▸ **Do this**
Restate the whole listing exactly.

>> start Data supplied

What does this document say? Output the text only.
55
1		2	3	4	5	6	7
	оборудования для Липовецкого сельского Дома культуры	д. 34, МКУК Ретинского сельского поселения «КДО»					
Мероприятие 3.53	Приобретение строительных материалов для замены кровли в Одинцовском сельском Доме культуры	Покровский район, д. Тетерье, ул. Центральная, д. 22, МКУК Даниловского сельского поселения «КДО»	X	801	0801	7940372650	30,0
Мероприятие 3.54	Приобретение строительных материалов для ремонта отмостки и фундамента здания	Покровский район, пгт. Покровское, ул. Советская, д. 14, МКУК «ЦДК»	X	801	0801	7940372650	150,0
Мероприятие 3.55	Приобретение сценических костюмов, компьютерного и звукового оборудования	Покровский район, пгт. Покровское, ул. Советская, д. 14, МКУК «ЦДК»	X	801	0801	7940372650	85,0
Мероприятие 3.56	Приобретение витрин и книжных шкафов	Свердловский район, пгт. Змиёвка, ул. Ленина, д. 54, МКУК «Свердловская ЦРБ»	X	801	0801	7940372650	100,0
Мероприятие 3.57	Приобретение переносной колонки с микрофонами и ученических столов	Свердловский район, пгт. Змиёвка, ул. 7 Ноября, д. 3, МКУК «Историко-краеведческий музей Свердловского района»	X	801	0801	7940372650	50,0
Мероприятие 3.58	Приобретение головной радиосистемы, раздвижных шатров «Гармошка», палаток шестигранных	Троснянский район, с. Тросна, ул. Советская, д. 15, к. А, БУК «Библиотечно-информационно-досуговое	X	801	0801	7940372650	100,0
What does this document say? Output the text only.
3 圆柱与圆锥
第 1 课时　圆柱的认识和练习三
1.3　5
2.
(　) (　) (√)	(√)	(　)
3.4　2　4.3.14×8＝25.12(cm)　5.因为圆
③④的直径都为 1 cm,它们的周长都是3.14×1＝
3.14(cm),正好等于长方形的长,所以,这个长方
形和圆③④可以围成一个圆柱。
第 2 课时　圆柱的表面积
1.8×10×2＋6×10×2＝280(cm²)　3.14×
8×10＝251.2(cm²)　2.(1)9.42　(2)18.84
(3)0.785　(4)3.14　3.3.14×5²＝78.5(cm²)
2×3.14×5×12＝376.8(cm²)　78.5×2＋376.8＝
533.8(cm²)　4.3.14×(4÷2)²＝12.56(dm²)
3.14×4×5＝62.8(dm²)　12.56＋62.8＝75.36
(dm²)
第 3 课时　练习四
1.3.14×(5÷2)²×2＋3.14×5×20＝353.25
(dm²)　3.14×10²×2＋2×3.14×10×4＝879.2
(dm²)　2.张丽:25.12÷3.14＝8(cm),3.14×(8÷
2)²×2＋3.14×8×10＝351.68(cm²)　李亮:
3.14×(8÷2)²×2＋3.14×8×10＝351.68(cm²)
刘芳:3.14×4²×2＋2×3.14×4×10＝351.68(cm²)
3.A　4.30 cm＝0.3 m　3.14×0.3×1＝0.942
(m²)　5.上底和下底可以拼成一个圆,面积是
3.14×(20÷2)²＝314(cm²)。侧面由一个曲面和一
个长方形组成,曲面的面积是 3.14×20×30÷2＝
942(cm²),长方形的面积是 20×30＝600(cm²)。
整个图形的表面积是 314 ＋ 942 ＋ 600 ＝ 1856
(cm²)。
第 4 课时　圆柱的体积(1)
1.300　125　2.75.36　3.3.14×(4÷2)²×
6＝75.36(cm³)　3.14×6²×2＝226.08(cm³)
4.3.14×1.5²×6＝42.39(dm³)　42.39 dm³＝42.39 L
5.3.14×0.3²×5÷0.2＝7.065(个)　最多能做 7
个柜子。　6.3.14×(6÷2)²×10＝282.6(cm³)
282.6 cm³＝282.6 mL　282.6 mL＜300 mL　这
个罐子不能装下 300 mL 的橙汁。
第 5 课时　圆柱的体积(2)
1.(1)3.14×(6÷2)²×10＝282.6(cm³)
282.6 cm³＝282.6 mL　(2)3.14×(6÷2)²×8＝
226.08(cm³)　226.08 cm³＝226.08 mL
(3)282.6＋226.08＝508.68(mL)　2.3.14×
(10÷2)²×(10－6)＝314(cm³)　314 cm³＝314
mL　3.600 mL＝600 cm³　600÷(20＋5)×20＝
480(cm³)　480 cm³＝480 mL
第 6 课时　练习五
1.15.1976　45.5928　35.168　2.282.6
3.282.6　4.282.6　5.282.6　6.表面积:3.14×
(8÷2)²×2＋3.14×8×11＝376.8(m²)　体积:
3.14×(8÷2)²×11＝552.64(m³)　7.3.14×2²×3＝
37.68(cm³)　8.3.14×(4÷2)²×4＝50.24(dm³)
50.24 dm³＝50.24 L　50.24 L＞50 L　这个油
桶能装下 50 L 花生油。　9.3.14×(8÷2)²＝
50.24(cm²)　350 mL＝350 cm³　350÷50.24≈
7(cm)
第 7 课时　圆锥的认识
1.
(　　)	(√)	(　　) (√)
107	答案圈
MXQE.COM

>> end Data supplied

▸ **Task response**
What does this document say? Output the text only.
55
1		2	3	4	5	6	7
	оборудования для Липовецкого сельского Дома культуры	д. 34, МКУК Ретинского сельского поселения «КДО»					
Мероприятие 3.53	Приобретение строительных материалов для замены кровли в Одинцовском сельском Доме культуры	Покровский район, д. Тетерье, ул. Центральная, д. 22, МКУК Даниловского сельского поселения «КДО»	X	801	0801	7940372650	30,0
Мероприятие 3.54	Приобретение строительных материалов для ремонта отмостки и фундамента здания	Покровский район, пгт. Покровское, ул. Советская, д. 14, МКУК «ЦДК»	X	801	0801	7940372650	150,0
Мероприятие 3.55	Приобретение сценических костюмов, компьютерного и звукового оборудования	Покровский район, пгт. Покровское, ул. Советская, д. 14, МКУК «ЦДК»	X	801	0801	7940372650	85,0
Мероприятие 3.56	Приобретение витрин и книжных шкафов	Свердловский район, пгт. Змиёвка, ул. Ленина, д. 54, МКУК «Свердловская ЦРБ»	X	801	0801	7940372650	100,0
Мероприятие 3.57	Приобретение переносной колонки с микрофонами и ученических столов	Свердловский район, пгт. Змиёвка, ул. 7 Ноября, д. 3, МКУК «Историко-краеведческий музей Свердловского района»	X	801	0801	7940372650	50,0
Мероприятие 3.58	Приобретение головной радиосистемы, раздвижных шатров «Гармошка», палаток шестигранных	Троснянский район, с. Тросна, ул. Советская, д. 15, к. А, БУК «Библиотечно-информационно-досуговое	X	801	0801	7940372650	100,0
What does this document say? Output the text only.
3 圆柱与圆锥
第 1 课时　圆柱的认识和练习三
1.3　5
2.
(　) (　) (√)	(√)	(　)
3.4　2　4.3.14×8＝25.12(cm)　5.因为圆
③④的直径都为 1 cm,它们的周长都是3.14×1＝
3.14(cm),正好等于长方形的长,所以,这个长方
形和圆③④可以围成一个圆柱。
第 2 课时　圆柱的表面积
1.8×10×2＋6×10×2＝280(cm²)　3.14×
8×10＝251.2(cm²)　2.(1)9.42　(2)18.84
(3)0.785　(4)3.14　3.3.14×5²＝78.5(cm²)
2×3.14×5×12＝376.8(cm²)　78.5×2＋376.8＝
533.8(cm²)　4.3.14×(4÷2)²＝12.56(dm²)
3.14×4×5＝62.8(dm²)　12.56＋62.8＝75.36
(dm²)
第 3 课时　练习四
1.3.14×(5÷2)²×2＋3.14×5×20＝353.25
(dm²)　3.14×10²×2＋2×3.14×10×4＝879.2
(dm²)　2.张丽:25.12÷3.14＝8(cm),3.14×(8÷
2)²×2＋3.14×8×10＝351.68(cm²)　李亮:
3.14×(8÷2)²×2＋3.14×8×10＝351.68(cm²)
刘芳:3.14×4²×2＋2×3.14×4×10＝351.68(cm²)
3.A　4.30 cm＝0.3 m　3.14×0.3×1＝0.942
(m²)　5.上底和下底可以拼成一个圆,面积是
3.14×(20÷2)²＝314(cm²)。侧面由一个曲面和一
个长方形组成,曲面的面积是 3.14×20×30÷2＝
942(cm²),长方形的面积是 20×30＝600(cm²)。
整个图形的表面积是 314 ＋ 942 ＋ 600 ＝ 1856
(cm²)。
第 4 课时　圆柱的体积(1)
1.300　125　2.75.36　3.3.14×(4÷2)²×
6＝75.36(cm³)　3.14×6²×2＝226.08(cm³)
4.3.14×1.5²×6＝42.39(dm³)　42.39 dm³＝42.39 L
5.3.14×0.3²×5÷0.2＝7.065(个)　最多能做 7
个柜子。　6.3.14×(6÷2)²×10＝282.6(cm³)
282.6 cm³＝282.6 mL　282.6 mL＜300 mL　这
个罐子不能装下 300 mL 的橙汁。
第 5 课时　圆柱的体积(2)
1.(1)3.14×(6÷2)²×10＝282.6(cm³)
282.6 cm³＝282.6 mL　(2)3.14×(6÷2)²×8＝
226.08(cm³)　226.08 cm³＝226.08 mL
(3)282.6＋226.08＝508.68(mL)　2.3.14×
(10÷2)²×(10－6)＝314(cm³)　314 cm³＝314
mL　3.600 mL＝600 cm³　600÷(20＋5)×20＝
480(cm³)　480 cm³＝480 mL
第 6 课时　练习五
1.15.1976　45.5928　35.168　2.282.6
3.282.6　4.282.6　5.282.6　6.表面积:3.14×
(8÷2)²×2＋3.14×8×11＝376.8(m²)　体积:
3.14×(8÷2)²×11＝552.64(m³)　7.3.14×2²×3＝
37.68(cm³)　8.3.14×(4÷2)²×4＝50.24(dm³)
50.24 dm³＝50.24 L　50.24 L＞50 L　这个油
桶能装下 50 L 花生油。　9.3.14×(8÷2)²＝
50.24(cm²)　350 mL＝350 cm³　350÷50.24≈
7(cm)
第 7 课时　圆锥的认识
1.
(　　)	(√)	(　　) (√)
107	答案圈
MXQE.COM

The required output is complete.